Supplied records:

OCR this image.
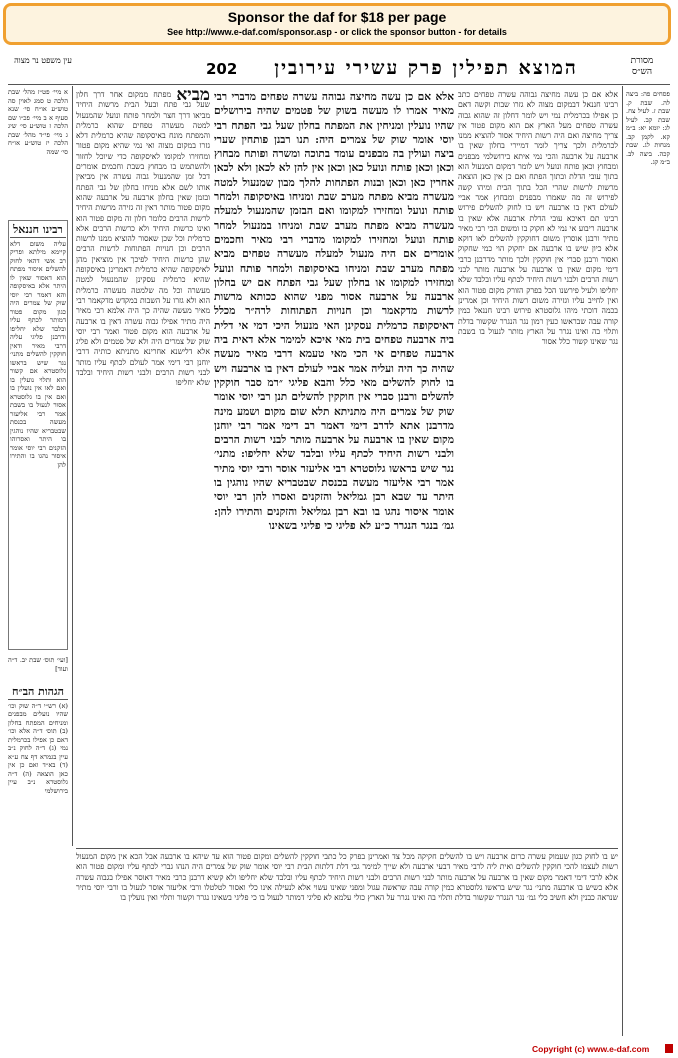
Sponsor the daf for $18 per page
See http://www.e-daf.com/sponsor.asp - or click the sponsor button - for details
עין משפט נר מצוה	202	המוצא תפילין פרק עשירי עירובין	מסורת הש״ס
א מיי׳ פט״ז מהל׳ שבת הלכה ט סמג לאוין סה טוש״ע או״ח סי׳ שנא סעיף א ב מיי׳ פכ״ו שם הלכה ז טוש״ע סי׳ שיג ג מיי׳ פי״ד מהל׳ שבת הלכה יז טוש״ע או״ח סי׳ שמה
רבינו חננאל
עליה משום דלא קיימא מילתא ופריק רב אשי דהאי לחוק להשלים איסור מפתח הוא דאסור שאין לו היתר אלא באיסקופה והא דאמר רבי יוסי שוק של צמרים היה כגון מקום פטור דמותר לכתף עליו ובלבד שלא יחליפו ודרבנן פליגי עליה דרבי מאיר ודאין חוקקין להשלים מתני׳ נגר שיש בראשו גלוסטרא אם קשור הוא ותלוי נועלין בו ואם לאו אין נועלין בו ואם אין בו גלוסטרא אסור לנעול בו בשבת אמר רבי אליעזר מעשה בכנסת שבטבריא שהיו נוהגין בו היתר ואסרוהו הזקנים רבי יוסי אומר איסור נהגו בו והתירו להן
[ועי׳ תוס׳ שבת יב. ד״ה ועוד]
הגהות הב״ח
(א) רש״י ד״ה שוק וכו׳ שהיו נועלים מבפנים ומניחים המפתח בחלון (ב) תוס׳ ד״ה אלא וכו׳ דאם כן אפילו בכרמלית נמי (ג) ד״ה לחוק נ״ב עיין בגמרא דף צח ע״א (ד) בא״ד ואם כן אין כאן הוצאה (ה) ד״ה גלוסטרא נ״ב עיין בירושלמי
פסחים פה: ביצה לה. שבת ק. שבת ז. לעיל צח. שבת קב. לעיל לג: יומא יא: ב״מ קא. לקמן קב. מנחות לג. שבת קכה. ביצה לב. ב״מ קג.
מביא מפתח ממקום אחר דרך חלון שעל גבי פתח ובעל הבית מרשות היחיד מביאו דרך חצר ולמחר פותח ונועל שהמנעול למטה מעשרה טפחים שהוא כרמלית והמפתח מונח באיסקופה שהיא כרמלית דלא גזרו במקום מצוה ואי נמי שהיא מקום פטור ומחזירו למקומו לאיסקופה כדי שיוכל לחזור ולהשתמש בו מבחוץ בשבת וחכמים אומרים דכל זמן שהמנעול גבוה עשרה אין מביאין אותו לשם אלא מניחו בחלון של גבי הפתח ובזמן שאין בחלון ארבעה על ארבעה שהוא מקום פטור מותר דאין זה גזירה מרשות היחיד לרשות הרבים כלומר חלון זה מקום פטור הוא ואינו כרשות היחיד ולא כרשות הרבים אלא כרמלית וכל שכן שאסור להוציא ממנו לרשות הרבים וכן חנויות הפתוחות לרשות הרבים שהן כרשות היחיד לפיכך אין מוציאין מהן לאיסקופה שהיא כרמלית דאמרינן באיסקופה שהיא כרמלית עסקינן שהמנעול למטה מעשרה וכל מה שלמטה מעשרה כרמלית הוא ולא גזרו על השבות במקדש מדקאמר רבי מאיר מעשה שהיה כך היה אלמא רבי מאיר היה מתיר אפילו גבוה עשרה דאין בו ארבעה על ארבעה הוא מקום פטור ואמר רבי יוסי שוק של צמרים היה ולא של פטמים ולא פליג אלא דלישנא אחרינא מתניתא כותיה דרבי יוחנן רבי דימי אמר לעולם לכתף עליו מותר לבני רשות הרבים ולבני רשות היחיד ובלבד שלא יחליפו
אלא אם כן עשה מחיצה גבוהה עשרה טפחים מדברי רבי מאיר אמרו לו מעשה בשוק של פטמים שהיה בירושלים שהיו נועלין ומניחין את המפתח בחלון שעל גבי הפתח רבי יוסי אומר שוק של צמרים היה: תנו רבנן פותחין שערי ביצה ועולין בה מבפנים עומד בתוכה ומשרה ופותח מבחוץ וכאן וכאן פותח ונועל כאן וכאן אין להן לא לכאן ולא לכאן אחרין כאן וכאן ובנות הפתחות להלך מבון שמנעול למטה מעשרה מביא מפתח מערב שבת ומניחו באיסקופה ולמחר פותח ונועל ומחזירו למקומו ואם הבזמן שהמנעול למעלה מעשרה מביא מפתח מערב שבת ומניחו במנעול למחר פותח ונועל ומחזירו למקומו מדברי רבי מאיר וחכמים אומרים אם היה מנעול למעלה מעשרה טפחים מביא מפתח מערב שבת ומניחו באיסקופה ולמחר פותח ונועל ומחזירו למקומו או בחלון שעל גבי הפתח אם יש בחלון ארבעה על ארבעה אסור מפני שהוא ככותא מרשות לרשות מדקאמר וכן חנויות הפתוחות לרה״ר מכלל דאיסקופה כרמלית עסקינן האי מנעול היכי דמי אי דלית ביה ארבעה טפחים בית מאי איכא למימר אלא דאית ביה ארבעה טפחים אי הכי מאי טעמא דרבי מאיר מעשה שהיה כך היה ועליה אמר אביי לעולם דאין בו ארבעה ויש בו לחוק להשלים מאי כלל והבא פליגי ״רמ סבר חוקקין להשלים ורבנן סברי אין חוקקין להשלים תנן רבי יוסי אומר שוק של צמרים היה מתניתא תלא שום מקום ושמע מינה מדרבנן אתא לדרב דימי דאמר רב דימי אמר רבי יוחנן מקום שאין בו ארבעה על ארבעה מותר לבני רשות הרבים ולבני רשות היחיד לכתף עליו ובלבד שלא יחליפו: מתני׳ נגר שיש בראשו גלוסטרא רבי אליעזר אוסר ורבי יוסי מתיר אמר רבי אליעזר מעשה בכנסת שבטבריא שהיו נוהגין בו היתר עד שבא רבן גמליאל והזקנים ואסרו להן רבי יוסי אומר איסור נהגו בו ובא רבן גמליאל והזקנים והתירו להן: גמ׳ בנגר הנגרר כ״ע לא פליגי כי פליגי בשאינו
אלא אם כן עשה מחיצה גבוהה עשרה טפחים כתב רבינו חננאל דבמקום מצוה לא גזרו שבות וקשה דאם כן אפילו בכרמלית נמי ויש לומר דחלון זה שהוא גבוה עשרה טפחים מעל הארץ אם הוא מקום פטור אין צריך מחיצה ואם היה רשות היחיד אסור להוציא ממנו לכרמלית ולכך צריך לומר דמיירי בחלון שאין בו ארבעה על ארבעה והכי נמי איתא בירושלמי מבפנים ומבחוץ וכאן פותח ונועל ויש לומר דמקום המנעול הוא בתוך עובי הדלת ובתוך הפתח ואם כן אין כאן הוצאה מרשות לרשות שהרי הכל בתוך הבית ומיהו קשה לפירוש זה מה שאמרו מבפנים ומבחוץ אמר אביי לעולם דאין בו ארבעה ויש בו לחוק להשלים פירוש רבינו תם דאיכא עובי הדלת ארבעה אלא שאין בו ארבעה ריבוע אי נמי לא חקוק בו ומשום הכי רבי מאיר מתיר ורבנן אוסרין משום דחוקקין להשלים לאו דוקא אלא כיון שיש בו ארבעה אם יחקוק הוי כמי שחקוק ואסור ורבנן סברי אין חוקקין ולכך מותר מדרבנן כרבי דימי מקום שאין בו ארבעה על ארבעה מותר לבני רשות הרבים ולבני רשות היחיד לכתף עליו ובלבד שלא יחליפו ולעיל פירשנו הכל בפרק הזורק מקום פטור הוא ואין לחייב עליו וגזירה משום רשות היחיד וכן אמרינן בכמה דוכתי מיהו גלוסטרא פירוש רבינו חננאל כמין קורה עבה שבראשו כעין רמון נגר הנגרר שקשור בדלת ותלוי בה ואינו נגרר על הארץ מותר לנעול בו בשבת נגר שאינו קשור כלל אסור
יש בו לחוק כגון שעמוק עשרה כרום ארבעה ויש בו להשלים חקיקה מכל צד ואמרינן בפרק כל כתבי חוקקין להשלים ומקום פטור הוא עד שיהא בו ארבעה אבל הכא אין מקום המנעול רשות לעצמו להכי חוקקין להשלים ואית ליה לרבי מאיר דבעי ארבעה ולא שייך למימר גבי דלת דלתות הבית רבי יוסי אומר שוק של צמרים היה הנהו גברי לכתף עליו ומקום פטור הוא אלא לרבי דימי דאמר מקום שאין בו ארבעה על ארבעה מותר לבני רשות הרבים ולבני רשות היחיד לכתף עליו ובלבד שלא יחליפו ולא קשיא דרבנן כרבי מאיר דאוסר אפילו בגבוה עשרה אלא כשיש בו ארבעה מתני׳ נגר שיש בראשו גלוסטרא כמין קורה עבה שראשה עגול ומפני שאינו עשוי אלא לנעילה אינו כלי ואסור לטלטלו ורבי אליעזר אוסר לנעול בו ורבי יוסי מתיר שנראה כבנין ולא חשיב כלי גמ׳ נגר הנגרר שקשור בדלת ותלוי בה ואינו נגרר על הארץ כולי עלמא לא פליגי דמותר לנעול בו כי פליגי בשאינו נגרר וקשור ותלוי ואין נועלין בו
Copyright (c) www.e-daf.com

Directions for this task:
Review the material and copy each line in which the word "כגון" appears.

Answer to this problem:
עליה משום דלא קיימא מילתא ופריק רב אשי דהאי לחוק להשלים איסור מפתח הוא דאסור שאין לו היתר אלא באיסקופה והא דאמר רבי יוסי שוק של צמרים היה כגון מקום פטור דמותר לכתף עליו ובלבד שלא יחליפו ודרבנן פליגי עליה דרבי מאיר ודאין חוקקין להשלים מתני׳ נגר שיש בראשו גלוסטרא אם קשור הוא ותלוי נועלין בו ואם לאו אין נועלין בו ואם אין בו גלוסטרא אסור לנעול בו בשבת אמר רבי אליעזר מעשה בכנסת שבטבריא שהיו נוהגין בו היתר ואסרוהו הזקנים רבי יוסי אומר איסור נהגו בו והתירו להן
יש בו לחוק כגון שעמוק עשרה כרום ארבעה ויש בו להשלים חקיקה מכל צד ואמרינן בפרק כל כתבי חוקקין להשלים ומקום פטור הוא עד שיהא בו ארבעה אבל הכא אין מקום המנעול רשות לעצמו להכי חוקקין להשלים ואית ליה לרבי מאיר דבעי ארבעה ולא שייך למימר גבי דלת דלתות הבית רבי יוסי אומר שוק של צמרים היה הנהו גברי לכתף עליו ומקום פטור הוא אלא לרבי דימי דאמר מקום שאין בו ארבעה על ארבעה מותר לבני רשות הרבים ולבני רשות היחיד לכתף עליו ובלבד שלא יחליפו ולא קשיא דרבנן כרבי מאיר דאוסר אפילו בגבוה עשרה אלא כשיש בו ארבעה מתני׳ נגר שיש בראשו גלוסטרא כמין קורה עבה שראשה עגול ומפני שאינו עשוי אלא לנעילה אינו כלי ואסור לטלטלו ורבי אליעזר אוסר לנעול בו ורבי יוסי מתיר שנראה כבנין ולא חשיב כלי גמ׳ נגר הנגרר שקשור בדלת ותלוי בה ואינו נגרר על הארץ כולי עלמא לא פליגי דמותר לנעול בו כי פליגי בשאינו נגרר וקשור ותלוי ואין נועלין בו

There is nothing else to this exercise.